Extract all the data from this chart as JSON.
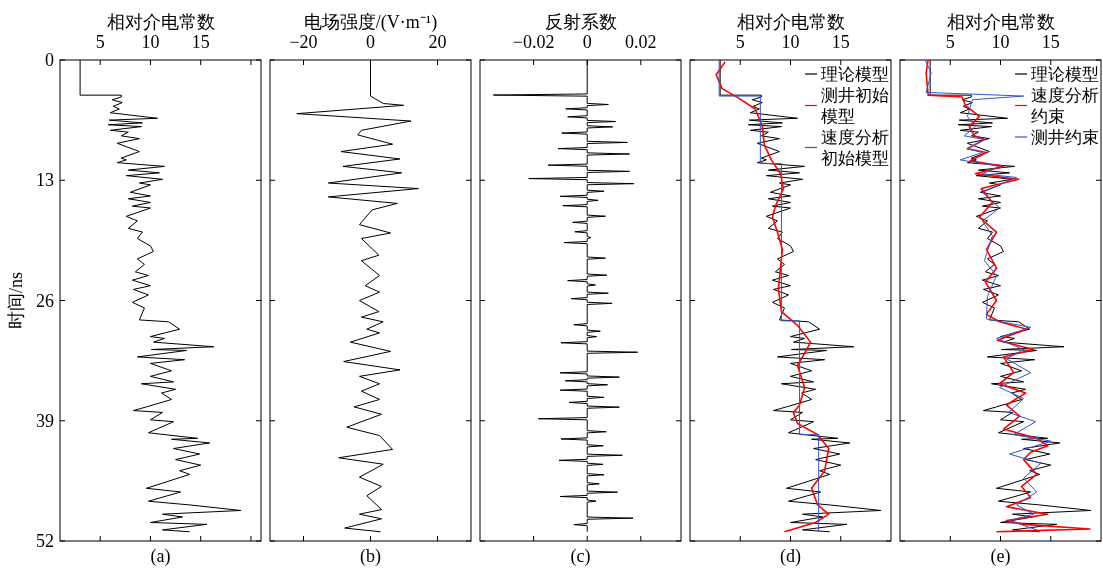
{
  "chart_data": [
    {
      "type": "line",
      "orientation": "horizontal",
      "xlabel": "相对介电常数",
      "ylabel": "时间/ns",
      "xlim": [
        1,
        21
      ],
      "xticks": [
        5,
        10,
        15,
        {
          "value": 20,
          "label": null
        }
      ],
      "ylim": [
        52,
        0
      ],
      "yticks": [
        0,
        13,
        26,
        39,
        52
      ],
      "annotations": [
        "(a)"
      ],
      "series": [
        {
          "color": "#000000",
          "x": [
            0,
            3.8,
            3.8,
            4.0,
            4.3,
            4.6,
            5.0,
            5.3,
            5.7,
            6.3,
            6.5,
            6.8,
            7.0,
            7.2,
            7.6,
            7.8,
            8.2,
            8.5,
            9.0,
            9.9,
            10.6,
            10.8,
            11.1,
            11.5,
            11.9,
            12.2,
            12.5,
            12.9,
            13.3,
            13.5,
            14.3,
            14.7,
            15.0,
            15.4,
            15.8,
            16.0,
            16.9,
            17.4,
            18.2,
            18.6,
            19.3,
            20.1,
            20.7,
            21.5,
            22.1,
            22.9,
            23.3,
            23.8,
            24.4,
            24.8,
            25.4,
            26.2,
            26.8,
            28.1,
            28.3,
            29.1,
            29.9,
            30.1,
            30.5,
            31.0,
            31.3,
            31.4,
            32.1,
            32.4,
            32.8,
            33.6,
            34.2,
            34.8,
            35.0,
            35.6,
            36.0,
            36.7,
            37.5,
            37.9,
            38.1,
            38.9,
            39.1,
            40.3,
            40.9,
            41.0,
            41.4,
            42.0,
            42.6,
            43.2,
            43.8,
            44.4,
            44.8,
            46.3,
            46.7,
            47.7,
            48.1,
            48.7,
            49.1,
            49.4,
            50.0,
            50.2,
            50.8,
            51.0
          ],
          "values": [
            3.0,
            3.0,
            7.1,
            7.1,
            6.2,
            7.2,
            6.3,
            6.9,
            6.0,
            10.7,
            5.9,
            9.2,
            5.8,
            9.1,
            6.0,
            7.8,
            7.1,
            8.9,
            6.7,
            8.9,
            7.1,
            7.6,
            6.7,
            11.4,
            7.8,
            10.9,
            7.6,
            11.2,
            8.9,
            10.0,
            8.0,
            10.0,
            7.8,
            10.0,
            8.2,
            10.0,
            7.6,
            8.7,
            7.8,
            9.2,
            8.7,
            10.0,
            10.3,
            8.7,
            9.4,
            8.5,
            9.8,
            8.2,
            10.0,
            8.3,
            9.8,
            8.2,
            9.4,
            8.9,
            11.8,
            12.9,
            10.0,
            11.4,
            10.3,
            16.3,
            10.1,
            13.6,
            8.7,
            13.4,
            10.0,
            12.1,
            10.0,
            12.3,
            9.1,
            12.5,
            11.1,
            12.1,
            9.6,
            8.3,
            11.2,
            10.0,
            12.3,
            9.8,
            14.7,
            12.1,
            15.9,
            12.3,
            14.9,
            12.5,
            15.0,
            12.9,
            13.9,
            9.6,
            13.0,
            9.8,
            13.9,
            19.0,
            11.2,
            13.2,
            10.0,
            15.6,
            11.2,
            13.9
          ]
        }
      ]
    },
    {
      "type": "line",
      "orientation": "horizontal",
      "xlabel": "电场强度/(V·m⁻¹)",
      "xlim": [
        -30,
        30
      ],
      "xticks": [
        {
          "value": -20,
          "label": "−20"
        },
        0,
        20
      ],
      "ylim": [
        52,
        0
      ],
      "yticks": [
        0,
        13,
        26,
        39,
        52
      ],
      "tick_labels": "x",
      "annotations": [
        "(b)"
      ],
      "series": [
        {
          "color": "#000000",
          "x": [
            0,
            3.9,
            4.7,
            4.9,
            5.8,
            6.6,
            7.6,
            8.1,
            9.1,
            9.9,
            10.7,
            11.5,
            12.2,
            13.3,
            13.9,
            14.8,
            15.5,
            16.2,
            17.8,
            18.7,
            19.3,
            21.1,
            21.7,
            23.3,
            24.4,
            25.1,
            26.0,
            27.2,
            27.8,
            28.3,
            29.1,
            29.5,
            30.5,
            31.5,
            32.6,
            33.5,
            34.2,
            35.0,
            35.8,
            36.7,
            37.5,
            38.3,
            39.7,
            40.6,
            42.1,
            43.0,
            43.7,
            45.1,
            46.1,
            47.1,
            48.6,
            49.1,
            49.6,
            50.6,
            51.0
          ],
          "values": [
            0,
            0,
            3.8,
            9.9,
            -22.0,
            12.1,
            -2.7,
            -3.8,
            6.6,
            -8.8,
            8.8,
            -8.2,
            9.3,
            -12.6,
            14.3,
            -12.6,
            8.0,
            0.5,
            -3.3,
            6.0,
            -2.7,
            2.5,
            -2.7,
            2.7,
            -1.6,
            2.7,
            -3.3,
            2.5,
            -2.7,
            3.8,
            -1.1,
            2.7,
            -6.0,
            6.0,
            -8.0,
            8.8,
            -3.3,
            2.7,
            -2.7,
            2.7,
            -4.9,
            3.3,
            -7.1,
            2.7,
            6.6,
            -9.5,
            3.8,
            -3.3,
            3.3,
            -1.1,
            3.3,
            -3.3,
            3.3,
            -7.7,
            3.0
          ]
        }
      ]
    },
    {
      "type": "line",
      "orientation": "horizontal",
      "xlabel": "反射系数",
      "xlim": [
        -0.04,
        0.035
      ],
      "xticks": [
        {
          "value": -0.02,
          "label": "−0.02"
        },
        0,
        0.02
      ],
      "ylim": [
        52,
        0
      ],
      "yticks": [
        0,
        13,
        26,
        39,
        52
      ],
      "tick_labels": "x",
      "annotations": [
        "(c)"
      ],
      "series": [
        {
          "color": "#000000",
          "x": [
            0,
            3.67,
            3.79,
            3.91,
            4.69,
            4.81,
            4.93,
            5.16,
            5.28,
            5.4,
            6.02,
            6.14,
            6.26,
            6.53,
            6.65,
            6.77,
            7.11,
            7.23,
            7.35,
            7.78,
            7.9,
            8.02,
            8.79,
            8.91,
            9.03,
            9.46,
            9.58,
            9.7,
            10.04,
            10.16,
            10.28,
            11.25,
            11.37,
            11.49,
            11.92,
            12.04,
            12.16,
            12.7,
            12.82,
            12.94,
            13.25,
            13.37,
            13.49,
            14.07,
            14.19,
            14.31,
            14.62,
            14.74,
            14.86,
            15.05,
            15.17,
            15.29,
            15.63,
            15.75,
            15.87,
            16.77,
            16.89,
            17.01,
            17.43,
            17.55,
            17.67,
            18.45,
            18.57,
            18.69,
            19.08,
            19.2,
            19.32,
            19.62,
            19.74,
            19.86,
            21.3,
            21.42,
            21.54,
            23.14,
            23.26,
            23.38,
            23.73,
            23.85,
            23.97,
            24.2,
            24.32,
            24.44,
            25.09,
            25.21,
            25.33,
            25.68,
            25.8,
            25.92,
            26.19,
            26.31,
            26.43,
            28.5,
            28.62,
            28.74,
            29.2,
            29.32,
            29.44,
            29.79,
            29.91,
            30.03,
            30.45,
            30.57,
            30.69,
            31.47,
            31.59,
            31.71,
            33.7,
            33.82,
            33.94,
            34.16,
            34.28,
            34.4,
            34.56,
            34.68,
            34.8,
            34.99,
            35.11,
            35.23,
            35.57,
            35.69,
            35.81,
            36.35,
            36.47,
            36.59,
            36.9,
            37.02,
            37.14,
            37.41,
            37.53,
            37.65,
            38.66,
            38.78,
            38.9,
            40.07,
            40.19,
            40.31,
            40.85,
            40.97,
            41.09,
            41.59,
            41.71,
            41.83,
            42.61,
            42.73,
            42.85,
            43.16,
            43.28,
            43.4,
            43.59,
            43.71,
            43.83,
            44.72,
            44.84,
            44.96,
            45.7,
            45.82,
            45.94,
            46.6,
            46.72,
            46.84,
            47.07,
            47.19,
            47.31,
            47.57,
            47.69,
            47.81,
            49.41,
            49.53,
            49.65,
            50.11,
            50.23,
            50.35,
            51.0
          ],
          "values": [
            0,
            0,
            -0.035,
            0,
            0,
            0.0079,
            0,
            0,
            -0.008,
            0,
            0,
            -0.0073,
            0,
            0,
            0.0106,
            0,
            0,
            0.0095,
            0,
            0,
            -0.0095,
            0,
            0,
            0.015,
            0,
            0,
            -0.0109,
            0,
            0,
            0.0158,
            0,
            0,
            -0.0146,
            0,
            0,
            0.0158,
            0,
            0,
            -0.0218,
            0,
            0,
            0.0174,
            0,
            0,
            0.0063,
            0,
            0,
            -0.0101,
            0,
            0,
            0.0041,
            0,
            0,
            -0.0091,
            0,
            0,
            0.0068,
            0,
            0,
            -0.0054,
            0,
            0,
            -0.0046,
            0,
            0,
            0.0014,
            0,
            0,
            -0.0087,
            0,
            0,
            0.0068,
            0,
            0,
            0.0073,
            0,
            0,
            -0.0073,
            0,
            0,
            0.0031,
            0,
            0,
            0.0079,
            0,
            0,
            -0.006,
            0,
            0,
            0.0093,
            0,
            0,
            -0.005,
            0,
            0,
            0.0049,
            0,
            0,
            0.0035,
            0,
            0,
            -0.0098,
            0,
            0,
            0.0188,
            0,
            0,
            -0.0101,
            0,
            0,
            0.012,
            0,
            0,
            -0.0082,
            0,
            0,
            0.0076,
            0,
            0,
            -0.0101,
            0,
            0,
            0.0063,
            0,
            0,
            -0.0068,
            0,
            0,
            0.012,
            0,
            0,
            -0.0182,
            0,
            0,
            0.0071,
            0,
            0,
            -0.0098,
            0,
            0,
            0.006,
            0,
            0,
            0.0131,
            0,
            0,
            -0.0105,
            0,
            0,
            0.0059,
            0,
            0,
            0.0063,
            0,
            0,
            0.0045,
            0,
            0,
            0.0113,
            0,
            0,
            -0.0101,
            0,
            0,
            0.0033,
            0,
            0,
            0.0171,
            0,
            0,
            -0.005,
            0,
            0
          ]
        }
      ]
    },
    {
      "type": "line",
      "orientation": "horizontal",
      "xlabel": "相对介电常数",
      "xlim": [
        0,
        20
      ],
      "xticks": [
        5,
        10,
        15
      ],
      "ylim": [
        52,
        0
      ],
      "yticks": [
        0,
        13,
        26,
        39,
        52
      ],
      "tick_labels": "x",
      "legend": "top right",
      "annotations": [
        "(d)"
      ],
      "series": [
        {
          "name": "理论模型",
          "color": "#000000",
          "x": [
            0,
            3.8,
            3.8,
            4.0,
            4.3,
            4.6,
            5.0,
            5.3,
            5.7,
            6.3,
            6.5,
            6.8,
            7.0,
            7.2,
            7.6,
            7.8,
            8.2,
            8.5,
            9.0,
            9.9,
            10.6,
            10.8,
            11.1,
            11.5,
            11.9,
            12.2,
            12.5,
            12.9,
            13.3,
            13.5,
            14.3,
            14.7,
            15.0,
            15.4,
            15.8,
            16.0,
            16.9,
            17.4,
            18.2,
            18.6,
            19.3,
            20.1,
            20.7,
            21.5,
            22.1,
            22.9,
            23.3,
            23.8,
            24.4,
            24.8,
            25.4,
            26.2,
            26.8,
            28.1,
            28.3,
            29.1,
            29.9,
            30.1,
            30.5,
            31.0,
            31.3,
            31.4,
            32.1,
            32.4,
            32.8,
            33.6,
            34.2,
            34.8,
            35.0,
            35.6,
            36.0,
            36.7,
            37.5,
            37.9,
            38.1,
            38.9,
            39.1,
            40.3,
            40.9,
            41.0,
            41.4,
            42.0,
            42.6,
            43.2,
            43.8,
            44.4,
            44.8,
            46.3,
            46.7,
            47.7,
            48.1,
            48.7,
            49.1,
            49.4,
            50.0,
            50.2,
            50.8,
            51.0
          ],
          "values": [
            3.0,
            3.0,
            7.1,
            7.1,
            6.2,
            7.2,
            6.3,
            6.9,
            6.0,
            10.7,
            5.9,
            9.2,
            5.8,
            9.1,
            6.0,
            7.8,
            7.1,
            8.9,
            6.7,
            8.9,
            7.1,
            7.6,
            6.7,
            11.4,
            7.8,
            10.9,
            7.6,
            11.2,
            8.9,
            10.0,
            8.0,
            10.0,
            7.8,
            10.0,
            8.2,
            10.0,
            7.6,
            8.7,
            7.8,
            9.2,
            8.7,
            10.0,
            10.3,
            8.7,
            9.4,
            8.5,
            9.8,
            8.2,
            10.0,
            8.3,
            9.8,
            8.2,
            9.4,
            8.9,
            11.8,
            12.9,
            10.0,
            11.4,
            10.3,
            16.3,
            10.1,
            13.6,
            8.7,
            13.4,
            10.0,
            12.1,
            10.0,
            12.3,
            9.1,
            12.5,
            11.1,
            12.1,
            9.6,
            8.3,
            11.2,
            10.0,
            12.3,
            9.8,
            14.7,
            12.1,
            15.9,
            12.3,
            14.9,
            12.5,
            15.0,
            12.9,
            13.9,
            9.6,
            13.0,
            9.8,
            13.9,
            19.0,
            11.2,
            13.2,
            10.0,
            15.6,
            11.2,
            13.9
          ]
        },
        {
          "name": "测井初始模型",
          "color": "#ff0000",
          "x": [
            0.2,
            1.6,
            3.1,
            4.1,
            5.3,
            7.2,
            9.2,
            10.8,
            12.3,
            13.9,
            15.8,
            17.0,
            18.6,
            20.5,
            22.5,
            24.8,
            27.2,
            28.7,
            30.5,
            32.1,
            33.0,
            35.4,
            37.3,
            38.1,
            39.3,
            40.5,
            42.0,
            44.4,
            46.3,
            48.1,
            49.1,
            50.0,
            51.0
          ],
          "values": [
            3.5,
            2.6,
            3.2,
            4.8,
            6.5,
            7.2,
            7.4,
            8.1,
            9.0,
            9.3,
            8.5,
            8.2,
            8.7,
            9.2,
            9.0,
            8.8,
            9.1,
            10.7,
            12.0,
            11.2,
            10.7,
            11.4,
            10.9,
            10.3,
            10.7,
            12.7,
            13.8,
            13.4,
            12.1,
            12.7,
            13.8,
            12.5,
            9.4
          ]
        },
        {
          "name": "速度分析初始模型",
          "color": "#3355cc",
          "x": [
            0,
            3.9,
            3.9,
            11.2,
            11.2,
            28.2,
            28.2,
            40.5,
            40.5,
            51.0
          ],
          "values": [
            2.9,
            2.9,
            7.0,
            7.0,
            9.1,
            9.1,
            10.9,
            10.9,
            12.8,
            12.8
          ]
        }
      ]
    },
    {
      "type": "line",
      "orientation": "horizontal",
      "xlabel": "相对介电常数",
      "xlim": [
        0,
        20
      ],
      "xticks": [
        5,
        10,
        15
      ],
      "ylim": [
        52,
        0
      ],
      "yticks": [
        0,
        13,
        26,
        39,
        52
      ],
      "tick_labels": "x",
      "legend": "top right",
      "annotations": [
        "(e)"
      ],
      "series": [
        {
          "name": "理论模型",
          "color": "#000000",
          "x": [
            0,
            3.8,
            3.8,
            4.0,
            4.3,
            4.6,
            5.0,
            5.3,
            5.7,
            6.3,
            6.5,
            6.8,
            7.0,
            7.2,
            7.6,
            7.8,
            8.2,
            8.5,
            9.0,
            9.9,
            10.6,
            10.8,
            11.1,
            11.5,
            11.9,
            12.2,
            12.5,
            12.9,
            13.3,
            13.5,
            14.3,
            14.7,
            15.0,
            15.4,
            15.8,
            16.0,
            16.9,
            17.4,
            18.2,
            18.6,
            19.3,
            20.1,
            20.7,
            21.5,
            22.1,
            22.9,
            23.3,
            23.8,
            24.4,
            24.8,
            25.4,
            26.2,
            26.8,
            28.1,
            28.3,
            29.1,
            29.9,
            30.1,
            30.5,
            31.0,
            31.3,
            31.4,
            32.1,
            32.4,
            32.8,
            33.6,
            34.2,
            34.8,
            35.0,
            35.6,
            36.0,
            36.7,
            37.5,
            37.9,
            38.1,
            38.9,
            39.1,
            40.3,
            40.9,
            41.0,
            41.4,
            42.0,
            42.6,
            43.2,
            43.8,
            44.4,
            44.8,
            46.3,
            46.7,
            47.7,
            48.1,
            48.7,
            49.1,
            49.4,
            50.0,
            50.2,
            50.8,
            51.0
          ],
          "values": [
            3.0,
            3.0,
            7.1,
            7.1,
            6.2,
            7.2,
            6.3,
            6.9,
            6.0,
            10.7,
            5.9,
            9.2,
            5.8,
            9.1,
            6.0,
            7.8,
            7.1,
            8.9,
            6.7,
            8.9,
            7.1,
            7.6,
            6.7,
            11.4,
            7.8,
            10.9,
            7.6,
            11.2,
            8.9,
            10.0,
            8.0,
            10.0,
            7.8,
            10.0,
            8.2,
            10.0,
            7.6,
            8.7,
            7.8,
            9.2,
            8.7,
            10.0,
            10.3,
            8.7,
            9.4,
            8.5,
            9.8,
            8.2,
            10.0,
            8.3,
            9.8,
            8.2,
            9.4,
            8.9,
            11.8,
            12.9,
            10.0,
            11.4,
            10.3,
            16.3,
            10.1,
            13.6,
            8.7,
            13.4,
            10.0,
            12.1,
            10.0,
            12.3,
            9.1,
            12.5,
            11.1,
            12.1,
            9.6,
            8.3,
            11.2,
            10.0,
            12.3,
            9.8,
            14.7,
            12.1,
            15.9,
            12.3,
            14.9,
            12.5,
            15.0,
            12.9,
            13.9,
            9.6,
            13.0,
            9.8,
            13.9,
            19.0,
            11.2,
            13.2,
            10.0,
            15.6,
            11.2,
            13.9
          ]
        },
        {
          "name": "速度分析约束",
          "color": "#ff0000",
          "x": [
            0,
            1.4,
            3.8,
            4.0,
            4.9,
            6.1,
            7.2,
            8.2,
            8.6,
            9.6,
            10.0,
            10.9,
            11.5,
            12.3,
            12.9,
            13.9,
            15.4,
            17.0,
            18.6,
            20.5,
            22.5,
            24.0,
            26.0,
            27.5,
            28.3,
            29.1,
            30.3,
            31.3,
            32.1,
            33.8,
            35.0,
            36.0,
            37.3,
            38.5,
            39.9,
            40.9,
            41.7,
            42.4,
            43.2,
            44.8,
            46.1,
            47.3,
            48.3,
            49.1,
            49.8,
            50.2,
            50.7,
            51.0
          ],
          "values": [
            2.8,
            2.6,
            2.8,
            6.2,
            6.5,
            7.9,
            6.9,
            7.4,
            8.4,
            6.7,
            8.6,
            7.0,
            10.3,
            7.5,
            11.8,
            8.1,
            9.2,
            7.9,
            9.6,
            8.6,
            9.6,
            8.5,
            9.6,
            8.6,
            9.9,
            12.6,
            9.7,
            13.3,
            10.3,
            11.3,
            9.9,
            12.5,
            10.6,
            11.9,
            10.3,
            13.6,
            14.7,
            13.0,
            12.3,
            13.6,
            12.1,
            13.0,
            10.6,
            14.7,
            10.6,
            12.3,
            18.9,
            9.6
          ]
        },
        {
          "name": "测井约束",
          "color": "#3355cc",
          "x": [
            0,
            1.4,
            3.5,
            3.9,
            4.3,
            6.1,
            7.2,
            8.2,
            8.6,
            9.6,
            10.0,
            10.8,
            11.5,
            12.3,
            12.7,
            14.3,
            16.0,
            17.4,
            19.0,
            21.7,
            23.3,
            25.6,
            28.0,
            28.9,
            30.1,
            31.3,
            32.3,
            33.8,
            35.4,
            36.6,
            38.1,
            39.1,
            40.5,
            41.2,
            42.6,
            43.6,
            45.2,
            46.7,
            48.1,
            49.1,
            49.8,
            50.8
          ],
          "values": [
            2.5,
            3.1,
            2.6,
            12.3,
            7.2,
            6.7,
            7.5,
            6.4,
            8.4,
            6.7,
            8.2,
            6.0,
            9.9,
            8.2,
            11.6,
            8.2,
            9.9,
            8.2,
            9.2,
            8.4,
            9.6,
            8.7,
            8.6,
            13.0,
            9.6,
            12.3,
            10.6,
            13.0,
            9.9,
            12.3,
            10.8,
            13.5,
            11.3,
            15.0,
            10.9,
            14.0,
            12.3,
            13.6,
            11.6,
            13.3,
            10.9,
            13.6
          ]
        }
      ]
    }
  ]
}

▶ **What is asked**
Write out every line of the data that holds the word "name".

▶ **Answer below**
          "name": "理论模型",
          "name": "测井初始模型",
          "name": "速度分析初始模型",
          "name": "理论模型",
          "name": "速度分析约束",
          "name": "测井约束",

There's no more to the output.